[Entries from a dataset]
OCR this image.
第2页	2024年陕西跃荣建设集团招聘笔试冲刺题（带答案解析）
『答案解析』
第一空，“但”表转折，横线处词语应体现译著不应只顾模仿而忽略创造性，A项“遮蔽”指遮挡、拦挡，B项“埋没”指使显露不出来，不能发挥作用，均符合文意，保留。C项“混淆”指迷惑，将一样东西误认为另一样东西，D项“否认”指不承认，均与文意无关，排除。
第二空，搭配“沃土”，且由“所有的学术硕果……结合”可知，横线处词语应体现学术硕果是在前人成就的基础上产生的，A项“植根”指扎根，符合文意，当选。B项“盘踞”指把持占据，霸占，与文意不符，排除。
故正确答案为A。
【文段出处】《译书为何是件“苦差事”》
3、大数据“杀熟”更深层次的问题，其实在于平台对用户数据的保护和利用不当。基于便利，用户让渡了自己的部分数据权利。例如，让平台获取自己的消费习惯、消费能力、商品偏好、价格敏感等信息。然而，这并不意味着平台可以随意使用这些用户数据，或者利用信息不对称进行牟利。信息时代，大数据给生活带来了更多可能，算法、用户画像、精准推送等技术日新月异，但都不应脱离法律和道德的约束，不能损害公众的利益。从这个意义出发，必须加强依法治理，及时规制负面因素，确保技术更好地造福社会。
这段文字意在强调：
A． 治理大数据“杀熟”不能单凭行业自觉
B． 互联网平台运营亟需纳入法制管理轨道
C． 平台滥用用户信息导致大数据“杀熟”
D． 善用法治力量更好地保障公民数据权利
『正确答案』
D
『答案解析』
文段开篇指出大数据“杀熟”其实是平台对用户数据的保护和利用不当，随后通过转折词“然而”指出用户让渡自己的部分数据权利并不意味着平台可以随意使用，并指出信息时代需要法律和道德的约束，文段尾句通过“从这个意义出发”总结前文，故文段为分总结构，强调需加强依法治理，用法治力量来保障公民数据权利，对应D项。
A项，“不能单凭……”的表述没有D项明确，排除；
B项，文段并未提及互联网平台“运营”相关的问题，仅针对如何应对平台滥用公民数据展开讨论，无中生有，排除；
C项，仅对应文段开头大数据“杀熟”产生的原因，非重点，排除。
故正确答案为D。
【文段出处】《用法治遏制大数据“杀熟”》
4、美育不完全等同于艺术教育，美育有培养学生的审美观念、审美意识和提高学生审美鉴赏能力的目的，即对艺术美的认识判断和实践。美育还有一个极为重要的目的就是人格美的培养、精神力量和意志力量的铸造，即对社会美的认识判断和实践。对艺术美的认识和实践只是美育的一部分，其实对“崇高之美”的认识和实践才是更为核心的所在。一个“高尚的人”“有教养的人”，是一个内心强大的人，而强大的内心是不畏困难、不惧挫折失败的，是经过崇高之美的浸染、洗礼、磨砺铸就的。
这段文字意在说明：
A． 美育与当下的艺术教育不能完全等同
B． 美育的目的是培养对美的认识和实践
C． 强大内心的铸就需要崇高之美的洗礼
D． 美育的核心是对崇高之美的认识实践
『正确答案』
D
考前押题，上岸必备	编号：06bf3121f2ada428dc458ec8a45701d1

DO THIS -
Each entry above is to be quoted exactly.

COMPLETE ANSWER -
OCR this image.
第2页	2024年陕西跃荣建设集团招聘笔试冲刺题（带答案解析）
『答案解析』
第一空，“但”表转折，横线处词语应体现译著不应只顾模仿而忽略创造性，A项“遮蔽”指遮挡、拦挡，B项“埋没”指使显露不出来，不能发挥作用，均符合文意，保留。C项“混淆”指迷惑，将一样东西误认为另一样东西，D项“否认”指不承认，均与文意无关，排除。
第二空，搭配“沃土”，且由“所有的学术硕果……结合”可知，横线处词语应体现学术硕果是在前人成就的基础上产生的，A项“植根”指扎根，符合文意，当选。B项“盘踞”指把持占据，霸占，与文意不符，排除。
故正确答案为A。
【文段出处】《译书为何是件“苦差事”》
3、大数据“杀熟”更深层次的问题，其实在于平台对用户数据的保护和利用不当。基于便利，用户让渡了自己的部分数据权利。例如，让平台获取自己的消费习惯、消费能力、商品偏好、价格敏感等信息。然而，这并不意味着平台可以随意使用这些用户数据，或者利用信息不对称进行牟利。信息时代，大数据给生活带来了更多可能，算法、用户画像、精准推送等技术日新月异，但都不应脱离法律和道德的约束，不能损害公众的利益。从这个意义出发，必须加强依法治理，及时规制负面因素，确保技术更好地造福社会。
这段文字意在强调：
A． 治理大数据“杀熟”不能单凭行业自觉
B． 互联网平台运营亟需纳入法制管理轨道
C． 平台滥用用户信息导致大数据“杀熟”
D． 善用法治力量更好地保障公民数据权利
『正确答案』
D
『答案解析』
文段开篇指出大数据“杀熟”其实是平台对用户数据的保护和利用不当，随后通过转折词“然而”指出用户让渡自己的部分数据权利并不意味着平台可以随意使用，并指出信息时代需要法律和道德的约束，文段尾句通过“从这个意义出发”总结前文，故文段为分总结构，强调需加强依法治理，用法治力量来保障公民数据权利，对应D项。
A项，“不能单凭……”的表述没有D项明确，排除；
B项，文段并未提及互联网平台“运营”相关的问题，仅针对如何应对平台滥用公民数据展开讨论，无中生有，排除；
C项，仅对应文段开头大数据“杀熟”产生的原因，非重点，排除。
故正确答案为D。
【文段出处】《用法治遏制大数据“杀熟”》
4、美育不完全等同于艺术教育，美育有培养学生的审美观念、审美意识和提高学生审美鉴赏能力的目的，即对艺术美的认识判断和实践。美育还有一个极为重要的目的就是人格美的培养、精神力量和意志力量的铸造，即对社会美的认识判断和实践。对艺术美的认识和实践只是美育的一部分，其实对“崇高之美”的认识和实践才是更为核心的所在。一个“高尚的人”“有教养的人”，是一个内心强大的人，而强大的内心是不畏困难、不惧挫折失败的，是经过崇高之美的浸染、洗礼、磨砺铸就的。
这段文字意在说明：
A． 美育与当下的艺术教育不能完全等同
B． 美育的目的是培养对美的认识和实践
C． 强大内心的铸就需要崇高之美的洗礼
D． 美育的核心是对崇高之美的认识实践
『正确答案』
D
考前押题，上岸必备	编号：06bf3121f2ada428dc458ec8a45701d1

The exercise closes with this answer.